- [Stated exercise]: Locate the word "neighbour" in the entries below, then gather every line that holds it.

- [Records from a dataset]:
^^^^^^^^^^^^^^^^

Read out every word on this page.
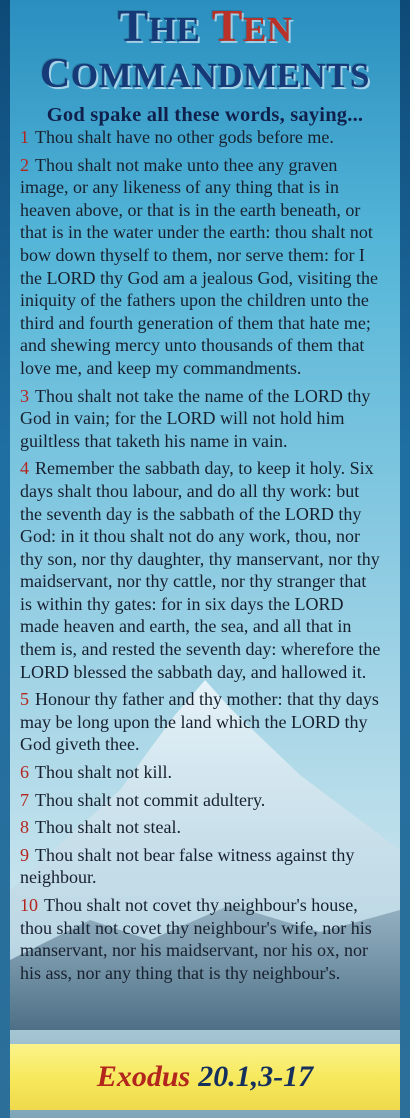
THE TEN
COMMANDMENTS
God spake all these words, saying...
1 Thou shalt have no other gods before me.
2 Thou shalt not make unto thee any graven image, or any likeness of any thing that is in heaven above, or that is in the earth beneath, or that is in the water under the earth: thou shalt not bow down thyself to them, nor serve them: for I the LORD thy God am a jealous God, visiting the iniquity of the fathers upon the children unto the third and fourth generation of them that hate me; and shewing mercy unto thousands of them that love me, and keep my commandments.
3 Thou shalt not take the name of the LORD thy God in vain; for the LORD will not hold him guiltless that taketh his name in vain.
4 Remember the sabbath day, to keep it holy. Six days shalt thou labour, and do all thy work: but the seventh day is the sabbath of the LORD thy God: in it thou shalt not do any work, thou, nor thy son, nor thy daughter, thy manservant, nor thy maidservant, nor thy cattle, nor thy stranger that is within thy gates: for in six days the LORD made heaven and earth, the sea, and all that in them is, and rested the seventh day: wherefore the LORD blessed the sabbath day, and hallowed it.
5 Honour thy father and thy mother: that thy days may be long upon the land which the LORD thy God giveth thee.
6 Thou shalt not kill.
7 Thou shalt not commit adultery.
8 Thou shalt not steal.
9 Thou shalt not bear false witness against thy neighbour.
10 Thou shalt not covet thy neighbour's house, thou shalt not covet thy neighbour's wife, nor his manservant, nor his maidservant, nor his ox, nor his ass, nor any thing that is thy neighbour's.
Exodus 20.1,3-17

^^^^^^^^^^^^^^^^

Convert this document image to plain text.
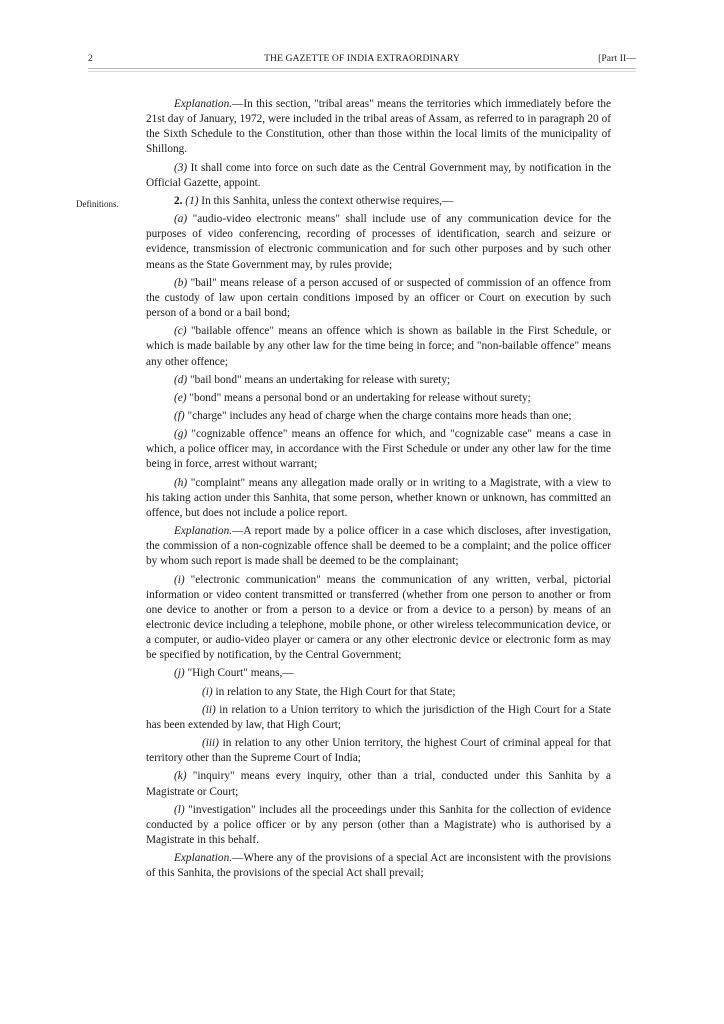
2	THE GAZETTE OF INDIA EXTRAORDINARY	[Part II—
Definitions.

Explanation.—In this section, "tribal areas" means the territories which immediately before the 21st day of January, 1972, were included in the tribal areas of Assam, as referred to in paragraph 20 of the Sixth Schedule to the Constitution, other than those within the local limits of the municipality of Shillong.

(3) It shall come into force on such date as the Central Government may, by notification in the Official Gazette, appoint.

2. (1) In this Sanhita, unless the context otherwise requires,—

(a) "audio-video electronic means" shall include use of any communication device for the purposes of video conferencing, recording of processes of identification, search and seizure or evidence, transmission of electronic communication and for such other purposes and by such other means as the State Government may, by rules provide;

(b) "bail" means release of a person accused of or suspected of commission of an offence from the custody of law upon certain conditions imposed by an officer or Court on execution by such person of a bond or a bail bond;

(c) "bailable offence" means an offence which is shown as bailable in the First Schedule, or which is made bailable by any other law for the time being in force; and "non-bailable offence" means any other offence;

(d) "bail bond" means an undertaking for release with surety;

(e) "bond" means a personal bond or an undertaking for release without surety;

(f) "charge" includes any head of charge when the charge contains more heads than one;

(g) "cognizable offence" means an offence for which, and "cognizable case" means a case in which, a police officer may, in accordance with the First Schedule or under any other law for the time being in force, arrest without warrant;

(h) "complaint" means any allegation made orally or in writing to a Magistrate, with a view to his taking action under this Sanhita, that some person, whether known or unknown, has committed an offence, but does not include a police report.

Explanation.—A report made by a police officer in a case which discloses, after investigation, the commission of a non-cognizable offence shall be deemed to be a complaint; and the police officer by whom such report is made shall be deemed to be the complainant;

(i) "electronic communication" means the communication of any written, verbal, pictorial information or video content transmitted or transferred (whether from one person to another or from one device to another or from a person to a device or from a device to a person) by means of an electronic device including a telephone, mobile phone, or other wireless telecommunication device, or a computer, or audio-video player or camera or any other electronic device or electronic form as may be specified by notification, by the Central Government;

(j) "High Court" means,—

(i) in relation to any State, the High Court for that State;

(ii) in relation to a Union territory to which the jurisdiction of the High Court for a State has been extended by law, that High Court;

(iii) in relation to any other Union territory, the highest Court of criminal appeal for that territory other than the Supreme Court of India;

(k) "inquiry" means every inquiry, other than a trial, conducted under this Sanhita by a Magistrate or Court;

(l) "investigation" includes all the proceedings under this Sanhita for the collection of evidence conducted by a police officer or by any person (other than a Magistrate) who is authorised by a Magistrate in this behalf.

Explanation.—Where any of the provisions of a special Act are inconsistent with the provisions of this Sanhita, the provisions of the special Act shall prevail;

^^^^^^^^^^^^^^^^

- [Reply to the exercise]:
9 Thou shalt not bear false witness against thy neighbour.
10 Thou shalt not covet thy neighbour's house, thou shalt not covet thy neighbour's wife, nor his manservant, nor his maidservant, nor his ox, nor his ass, nor any thing that is thy neighbour's.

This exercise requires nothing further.